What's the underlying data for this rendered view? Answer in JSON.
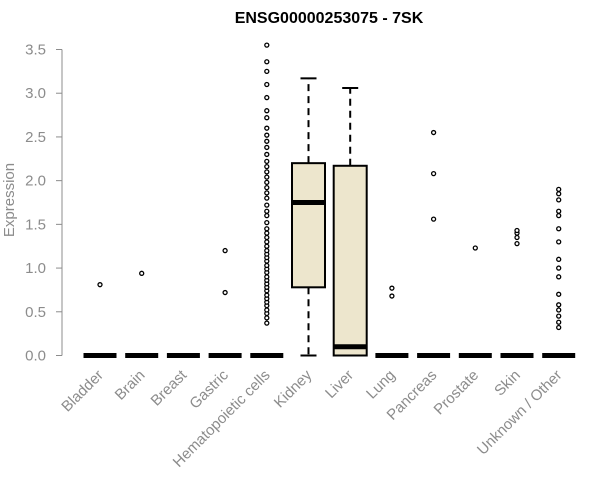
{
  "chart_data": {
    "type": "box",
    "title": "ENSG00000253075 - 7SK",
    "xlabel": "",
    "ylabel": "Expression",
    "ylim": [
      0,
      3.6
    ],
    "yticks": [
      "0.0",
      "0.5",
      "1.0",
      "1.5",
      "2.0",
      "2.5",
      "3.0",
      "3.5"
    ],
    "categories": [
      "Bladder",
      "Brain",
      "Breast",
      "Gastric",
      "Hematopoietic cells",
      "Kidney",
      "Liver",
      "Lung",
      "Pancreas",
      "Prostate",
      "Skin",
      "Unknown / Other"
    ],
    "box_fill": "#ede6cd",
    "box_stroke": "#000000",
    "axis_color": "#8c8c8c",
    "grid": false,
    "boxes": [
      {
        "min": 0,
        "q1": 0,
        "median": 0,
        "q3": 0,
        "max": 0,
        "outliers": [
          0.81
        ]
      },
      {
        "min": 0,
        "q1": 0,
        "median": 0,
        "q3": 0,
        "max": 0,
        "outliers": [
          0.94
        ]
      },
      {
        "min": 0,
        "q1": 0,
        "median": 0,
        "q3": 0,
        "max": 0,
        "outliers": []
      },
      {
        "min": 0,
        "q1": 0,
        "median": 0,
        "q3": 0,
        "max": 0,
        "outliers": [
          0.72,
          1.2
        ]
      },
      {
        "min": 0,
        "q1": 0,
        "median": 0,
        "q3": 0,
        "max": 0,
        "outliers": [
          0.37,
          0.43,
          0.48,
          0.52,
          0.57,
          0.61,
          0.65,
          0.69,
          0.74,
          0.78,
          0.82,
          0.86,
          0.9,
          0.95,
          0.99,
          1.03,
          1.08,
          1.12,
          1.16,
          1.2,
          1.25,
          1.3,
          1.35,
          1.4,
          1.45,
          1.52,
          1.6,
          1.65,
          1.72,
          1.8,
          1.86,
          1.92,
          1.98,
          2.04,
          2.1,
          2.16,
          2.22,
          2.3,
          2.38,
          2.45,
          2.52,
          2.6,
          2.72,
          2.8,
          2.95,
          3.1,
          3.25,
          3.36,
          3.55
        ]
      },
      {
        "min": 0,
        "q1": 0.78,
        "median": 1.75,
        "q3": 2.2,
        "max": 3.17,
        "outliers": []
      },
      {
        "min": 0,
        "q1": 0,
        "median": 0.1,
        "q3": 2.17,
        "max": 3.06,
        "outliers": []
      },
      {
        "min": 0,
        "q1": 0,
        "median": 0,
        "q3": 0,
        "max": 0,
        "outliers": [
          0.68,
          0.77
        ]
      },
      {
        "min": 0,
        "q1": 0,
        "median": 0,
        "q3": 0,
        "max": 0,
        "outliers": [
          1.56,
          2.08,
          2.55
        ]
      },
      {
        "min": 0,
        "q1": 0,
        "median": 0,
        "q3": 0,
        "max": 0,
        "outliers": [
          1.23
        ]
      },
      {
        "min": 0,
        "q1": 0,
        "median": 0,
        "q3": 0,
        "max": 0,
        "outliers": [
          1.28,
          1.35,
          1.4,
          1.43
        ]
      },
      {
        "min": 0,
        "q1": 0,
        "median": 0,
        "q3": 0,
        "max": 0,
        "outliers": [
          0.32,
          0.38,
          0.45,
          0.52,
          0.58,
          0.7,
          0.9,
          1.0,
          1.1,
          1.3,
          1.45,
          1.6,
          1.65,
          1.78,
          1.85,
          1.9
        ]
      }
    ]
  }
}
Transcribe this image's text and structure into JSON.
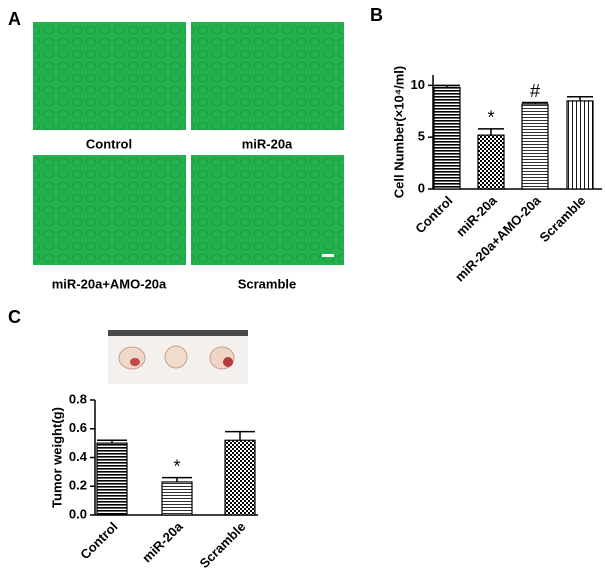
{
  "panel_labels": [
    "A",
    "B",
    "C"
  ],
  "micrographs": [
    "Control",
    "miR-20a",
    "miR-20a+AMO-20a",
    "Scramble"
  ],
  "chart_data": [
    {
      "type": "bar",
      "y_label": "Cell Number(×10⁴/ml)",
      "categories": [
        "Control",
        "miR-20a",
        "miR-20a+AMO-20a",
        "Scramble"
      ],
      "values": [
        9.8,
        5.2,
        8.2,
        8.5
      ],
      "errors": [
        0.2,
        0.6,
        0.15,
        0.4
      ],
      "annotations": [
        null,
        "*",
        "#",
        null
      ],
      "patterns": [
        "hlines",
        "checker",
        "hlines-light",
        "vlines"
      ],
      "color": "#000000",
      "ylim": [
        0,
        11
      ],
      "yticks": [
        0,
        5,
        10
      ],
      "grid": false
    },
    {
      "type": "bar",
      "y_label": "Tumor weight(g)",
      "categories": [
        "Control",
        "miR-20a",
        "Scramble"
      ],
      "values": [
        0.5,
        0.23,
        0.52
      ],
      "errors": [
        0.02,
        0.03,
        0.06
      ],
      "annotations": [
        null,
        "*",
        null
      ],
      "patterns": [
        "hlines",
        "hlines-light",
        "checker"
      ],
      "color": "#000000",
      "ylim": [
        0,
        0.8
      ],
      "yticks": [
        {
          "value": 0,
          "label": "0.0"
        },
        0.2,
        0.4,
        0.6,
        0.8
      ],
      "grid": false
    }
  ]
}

* * *

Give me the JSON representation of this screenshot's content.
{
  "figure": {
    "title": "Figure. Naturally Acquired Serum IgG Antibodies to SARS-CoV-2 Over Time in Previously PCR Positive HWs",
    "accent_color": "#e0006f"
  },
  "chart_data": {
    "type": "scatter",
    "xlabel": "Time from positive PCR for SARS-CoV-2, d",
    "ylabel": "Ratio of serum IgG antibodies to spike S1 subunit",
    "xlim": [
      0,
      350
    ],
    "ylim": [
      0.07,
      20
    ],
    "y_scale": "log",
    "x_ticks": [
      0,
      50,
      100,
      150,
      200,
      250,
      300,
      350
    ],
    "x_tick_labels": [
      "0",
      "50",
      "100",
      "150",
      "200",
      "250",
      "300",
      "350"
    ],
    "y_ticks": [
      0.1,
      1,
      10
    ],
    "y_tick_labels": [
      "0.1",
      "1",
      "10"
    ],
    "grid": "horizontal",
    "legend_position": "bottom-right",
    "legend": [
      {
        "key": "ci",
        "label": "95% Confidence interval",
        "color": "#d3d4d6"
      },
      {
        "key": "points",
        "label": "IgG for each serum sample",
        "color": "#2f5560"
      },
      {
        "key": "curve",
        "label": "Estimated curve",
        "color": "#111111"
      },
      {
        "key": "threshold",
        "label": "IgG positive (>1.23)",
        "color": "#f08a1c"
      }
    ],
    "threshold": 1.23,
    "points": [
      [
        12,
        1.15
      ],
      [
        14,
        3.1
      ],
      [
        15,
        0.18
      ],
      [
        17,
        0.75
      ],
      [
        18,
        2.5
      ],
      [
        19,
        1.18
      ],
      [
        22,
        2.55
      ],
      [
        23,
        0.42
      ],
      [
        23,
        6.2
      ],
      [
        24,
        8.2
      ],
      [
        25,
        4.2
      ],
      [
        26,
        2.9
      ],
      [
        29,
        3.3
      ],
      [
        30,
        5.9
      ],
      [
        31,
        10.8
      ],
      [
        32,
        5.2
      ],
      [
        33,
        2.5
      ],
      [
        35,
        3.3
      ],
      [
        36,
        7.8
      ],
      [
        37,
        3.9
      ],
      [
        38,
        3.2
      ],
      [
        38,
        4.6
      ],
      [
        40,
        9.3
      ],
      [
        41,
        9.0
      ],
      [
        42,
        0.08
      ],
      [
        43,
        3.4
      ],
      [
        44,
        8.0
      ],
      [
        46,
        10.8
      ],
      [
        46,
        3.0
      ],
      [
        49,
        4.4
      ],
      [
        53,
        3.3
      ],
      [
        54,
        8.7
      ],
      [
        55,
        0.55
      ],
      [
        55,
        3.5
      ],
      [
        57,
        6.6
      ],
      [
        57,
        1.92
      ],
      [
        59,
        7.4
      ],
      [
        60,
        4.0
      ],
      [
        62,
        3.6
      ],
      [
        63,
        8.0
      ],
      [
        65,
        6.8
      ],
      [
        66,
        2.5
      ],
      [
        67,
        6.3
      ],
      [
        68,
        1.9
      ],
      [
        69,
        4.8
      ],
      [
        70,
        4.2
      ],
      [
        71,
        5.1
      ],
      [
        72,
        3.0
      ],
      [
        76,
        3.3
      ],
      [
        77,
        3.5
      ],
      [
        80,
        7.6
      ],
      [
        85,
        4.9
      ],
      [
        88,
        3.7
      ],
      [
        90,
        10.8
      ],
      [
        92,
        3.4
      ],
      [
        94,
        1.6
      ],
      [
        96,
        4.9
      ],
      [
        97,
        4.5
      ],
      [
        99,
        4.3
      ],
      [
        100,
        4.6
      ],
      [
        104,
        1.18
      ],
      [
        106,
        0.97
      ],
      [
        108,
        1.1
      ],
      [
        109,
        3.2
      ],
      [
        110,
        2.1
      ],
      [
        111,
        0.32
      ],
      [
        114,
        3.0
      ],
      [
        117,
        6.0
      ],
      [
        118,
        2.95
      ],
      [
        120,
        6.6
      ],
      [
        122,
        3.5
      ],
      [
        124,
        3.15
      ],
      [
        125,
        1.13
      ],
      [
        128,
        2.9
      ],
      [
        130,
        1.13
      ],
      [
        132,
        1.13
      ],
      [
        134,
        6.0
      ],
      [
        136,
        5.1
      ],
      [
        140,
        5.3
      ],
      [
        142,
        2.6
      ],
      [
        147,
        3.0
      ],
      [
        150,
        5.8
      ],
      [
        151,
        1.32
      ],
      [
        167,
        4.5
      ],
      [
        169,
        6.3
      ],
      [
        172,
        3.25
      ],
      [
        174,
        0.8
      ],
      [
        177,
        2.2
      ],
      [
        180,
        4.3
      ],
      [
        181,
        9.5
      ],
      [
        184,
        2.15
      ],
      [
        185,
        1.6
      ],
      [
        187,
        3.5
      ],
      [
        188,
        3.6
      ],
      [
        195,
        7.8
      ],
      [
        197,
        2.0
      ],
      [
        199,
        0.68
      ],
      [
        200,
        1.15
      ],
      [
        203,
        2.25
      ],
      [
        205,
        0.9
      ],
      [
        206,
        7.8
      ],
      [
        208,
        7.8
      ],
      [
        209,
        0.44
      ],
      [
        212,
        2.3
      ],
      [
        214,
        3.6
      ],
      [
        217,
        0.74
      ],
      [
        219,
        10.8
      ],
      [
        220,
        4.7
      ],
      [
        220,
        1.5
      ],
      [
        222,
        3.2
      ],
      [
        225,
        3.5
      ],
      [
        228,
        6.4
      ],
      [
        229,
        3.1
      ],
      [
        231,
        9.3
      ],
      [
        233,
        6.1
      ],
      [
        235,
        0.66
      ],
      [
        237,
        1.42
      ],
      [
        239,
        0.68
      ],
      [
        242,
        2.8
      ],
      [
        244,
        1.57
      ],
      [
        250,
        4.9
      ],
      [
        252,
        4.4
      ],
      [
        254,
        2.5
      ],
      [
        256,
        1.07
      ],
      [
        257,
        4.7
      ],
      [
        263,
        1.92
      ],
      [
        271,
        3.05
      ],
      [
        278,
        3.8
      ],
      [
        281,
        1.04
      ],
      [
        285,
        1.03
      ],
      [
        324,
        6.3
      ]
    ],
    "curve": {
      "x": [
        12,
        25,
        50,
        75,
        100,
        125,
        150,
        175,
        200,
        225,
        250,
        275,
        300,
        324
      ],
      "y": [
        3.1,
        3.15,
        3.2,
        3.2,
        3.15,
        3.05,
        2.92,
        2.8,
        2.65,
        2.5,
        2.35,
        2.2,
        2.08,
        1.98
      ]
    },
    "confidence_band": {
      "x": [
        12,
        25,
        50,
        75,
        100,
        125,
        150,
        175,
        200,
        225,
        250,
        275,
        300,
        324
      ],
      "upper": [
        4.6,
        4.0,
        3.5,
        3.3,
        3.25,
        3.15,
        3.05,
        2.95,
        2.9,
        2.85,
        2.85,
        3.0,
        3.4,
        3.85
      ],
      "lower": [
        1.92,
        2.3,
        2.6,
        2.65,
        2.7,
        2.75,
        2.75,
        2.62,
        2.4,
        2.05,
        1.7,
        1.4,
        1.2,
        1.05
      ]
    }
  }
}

### WHAT YOU HAVE TO DO
Look over the material and return every line where the word "title" is found.

### RESPONSE TO THE EXERCISE
    "title": "ENSG00000253075 - 7SK",
    "title": "Figure. Naturally Acquired Serum IgG Antibodies to SARS-CoV-2 Over Time in Previously PCR Positive HWs",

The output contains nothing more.